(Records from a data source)
# # #

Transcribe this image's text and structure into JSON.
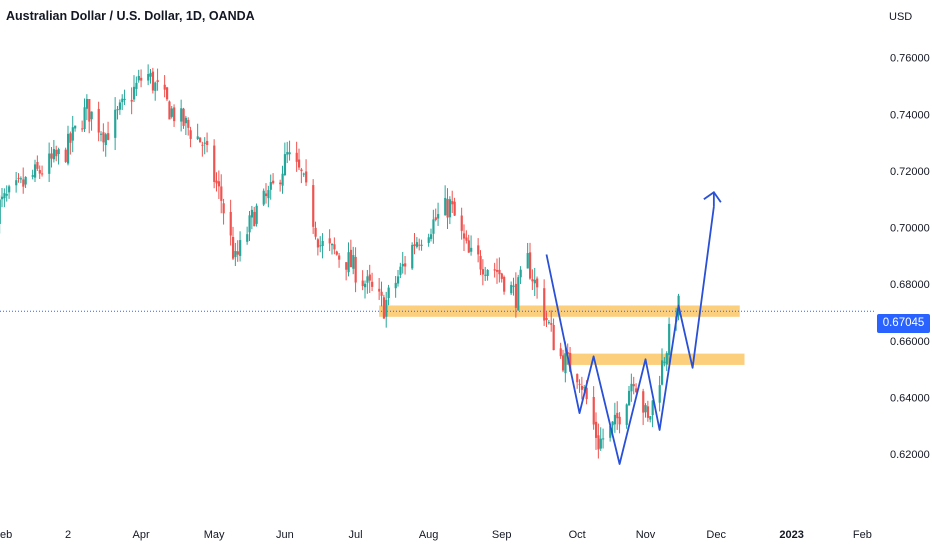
{
  "chart_data": {
    "type": "candlestick",
    "title": "Australian Dollar / U.S. Dollar, 1D, OANDA",
    "currency": "USD",
    "ylim": [
      0.6045,
      0.7705
    ],
    "y_ticks": [
      "0.76000",
      "0.74000",
      "0.72000",
      "0.70000",
      "0.68000",
      "0.66000",
      "0.64000",
      "0.62000"
    ],
    "y_tick_values": [
      0.76,
      0.74,
      0.72,
      0.7,
      0.68,
      0.66,
      0.64,
      0.62
    ],
    "x_labels": [
      "eb",
      "2",
      "Apr",
      "May",
      "Jun",
      "Jul",
      "Aug",
      "Sep",
      "Oct",
      "Nov",
      "Dec",
      "2023",
      "Feb"
    ],
    "x_label_dates": [
      "2022-02-01",
      "2022-03-01",
      "2022-04-01",
      "2022-05-02",
      "2022-06-01",
      "2022-07-01",
      "2022-08-01",
      "2022-09-01",
      "2022-10-03",
      "2022-11-01",
      "2022-12-01",
      "2023-01-02",
      "2023-02-01"
    ],
    "last_price": "0.67045",
    "last_price_value": 0.67045,
    "colors": {
      "up": "#26a69a",
      "down": "#ef5350",
      "pattern": "#2950d6",
      "zone": "#fbbf52",
      "accent": "#2962ff"
    },
    "price_path": [
      [
        "2022-01-28",
        0.705
      ],
      [
        "2022-02-15",
        0.718
      ],
      [
        "2022-03-01",
        0.727
      ],
      [
        "2022-03-10",
        0.742
      ],
      [
        "2022-03-18",
        0.733
      ],
      [
        "2022-04-04",
        0.755
      ],
      [
        "2022-04-14",
        0.742
      ],
      [
        "2022-04-28",
        0.73
      ],
      [
        "2022-05-06",
        0.71
      ],
      [
        "2022-05-12",
        0.688
      ],
      [
        "2022-05-20",
        0.705
      ],
      [
        "2022-05-27",
        0.712
      ],
      [
        "2022-06-03",
        0.725
      ],
      [
        "2022-06-09",
        0.718
      ],
      [
        "2022-06-17",
        0.694
      ],
      [
        "2022-06-29",
        0.688
      ],
      [
        "2022-07-14",
        0.672
      ],
      [
        "2022-07-27",
        0.695
      ],
      [
        "2022-08-11",
        0.708
      ],
      [
        "2022-08-19",
        0.69
      ],
      [
        "2022-08-31",
        0.685
      ],
      [
        "2022-09-08",
        0.676
      ],
      [
        "2022-09-13",
        0.688
      ],
      [
        "2022-09-26",
        0.655
      ],
      [
        "2022-10-05",
        0.648
      ],
      [
        "2022-10-13",
        0.624
      ],
      [
        "2022-10-20",
        0.63
      ],
      [
        "2022-10-28",
        0.648
      ],
      [
        "2022-11-03",
        0.631
      ],
      [
        "2022-11-15",
        0.672
      ]
    ],
    "pattern_path": [
      [
        "2022-09-20",
        0.6905
      ],
      [
        "2022-10-04",
        0.6345
      ],
      [
        "2022-10-10",
        0.6545
      ],
      [
        "2022-10-21",
        0.6165
      ],
      [
        "2022-11-01",
        0.6535
      ],
      [
        "2022-11-07",
        0.6285
      ],
      [
        "2022-11-15",
        0.6725
      ],
      [
        "2022-11-21",
        0.6505
      ],
      [
        "2022-11-30",
        0.7075
      ]
    ],
    "arrow_head_at": [
      "2022-11-30",
      0.7125
    ],
    "zones": [
      {
        "from": "2022-07-11",
        "to": "2022-12-11",
        "low": 0.6685,
        "high": 0.6725
      },
      {
        "from": "2022-09-27",
        "to": "2022-12-13",
        "low": 0.6515,
        "high": 0.6555
      }
    ]
  }
}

# # #

* **Task instructions**
Reproduce each line of the records exactly, and omit every picture.

* **Written answer**
Transcribe this image's text and structure into JSON.
{
  "chart_data": {
    "type": "candlestick",
    "title": "Australian Dollar / U.S. Dollar, 1D, OANDA",
    "currency": "USD",
    "ylim": [
      0.6045,
      0.7705
    ],
    "y_ticks": [
      "0.76000",
      "0.74000",
      "0.72000",
      "0.70000",
      "0.68000",
      "0.66000",
      "0.64000",
      "0.62000"
    ],
    "y_tick_values": [
      0.76,
      0.74,
      0.72,
      0.7,
      0.68,
      0.66,
      0.64,
      0.62
    ],
    "x_labels": [
      "eb",
      "2",
      "Apr",
      "May",
      "Jun",
      "Jul",
      "Aug",
      "Sep",
      "Oct",
      "Nov",
      "Dec",
      "2023",
      "Feb"
    ],
    "x_label_dates": [
      "2022-02-01",
      "2022-03-01",
      "2022-04-01",
      "2022-05-02",
      "2022-06-01",
      "2022-07-01",
      "2022-08-01",
      "2022-09-01",
      "2022-10-03",
      "2022-11-01",
      "2022-12-01",
      "2023-01-02",
      "2023-02-01"
    ],
    "last_price": "0.67045",
    "last_price_value": 0.67045,
    "colors": {
      "up": "#26a69a",
      "down": "#ef5350",
      "pattern": "#2950d6",
      "zone": "#fbbf52",
      "accent": "#2962ff"
    },
    "price_path": [
      [
        "2022-01-28",
        0.705
      ],
      [
        "2022-02-15",
        0.718
      ],
      [
        "2022-03-01",
        0.727
      ],
      [
        "2022-03-10",
        0.742
      ],
      [
        "2022-03-18",
        0.733
      ],
      [
        "2022-04-04",
        0.755
      ],
      [
        "2022-04-14",
        0.742
      ],
      [
        "2022-04-28",
        0.73
      ],
      [
        "2022-05-06",
        0.71
      ],
      [
        "2022-05-12",
        0.688
      ],
      [
        "2022-05-20",
        0.705
      ],
      [
        "2022-05-27",
        0.712
      ],
      [
        "2022-06-03",
        0.725
      ],
      [
        "2022-06-09",
        0.718
      ],
      [
        "2022-06-17",
        0.694
      ],
      [
        "2022-06-29",
        0.688
      ],
      [
        "2022-07-14",
        0.672
      ],
      [
        "2022-07-27",
        0.695
      ],
      [
        "2022-08-11",
        0.708
      ],
      [
        "2022-08-19",
        0.69
      ],
      [
        "2022-08-31",
        0.685
      ],
      [
        "2022-09-08",
        0.676
      ],
      [
        "2022-09-13",
        0.688
      ],
      [
        "2022-09-26",
        0.655
      ],
      [
        "2022-10-05",
        0.648
      ],
      [
        "2022-10-13",
        0.624
      ],
      [
        "2022-10-20",
        0.63
      ],
      [
        "2022-10-28",
        0.648
      ],
      [
        "2022-11-03",
        0.631
      ],
      [
        "2022-11-15",
        0.672
      ]
    ],
    "pattern_path": [
      [
        "2022-09-20",
        0.6905
      ],
      [
        "2022-10-04",
        0.6345
      ],
      [
        "2022-10-10",
        0.6545
      ],
      [
        "2022-10-21",
        0.6165
      ],
      [
        "2022-11-01",
        0.6535
      ],
      [
        "2022-11-07",
        0.6285
      ],
      [
        "2022-11-15",
        0.6725
      ],
      [
        "2022-11-21",
        0.6505
      ],
      [
        "2022-11-30",
        0.7075
      ]
    ],
    "arrow_head_at": [
      "2022-11-30",
      0.7125
    ],
    "zones": [
      {
        "from": "2022-07-11",
        "to": "2022-12-11",
        "low": 0.6685,
        "high": 0.6725
      },
      {
        "from": "2022-09-27",
        "to": "2022-12-13",
        "low": 0.6515,
        "high": 0.6555
      }
    ]
  }
}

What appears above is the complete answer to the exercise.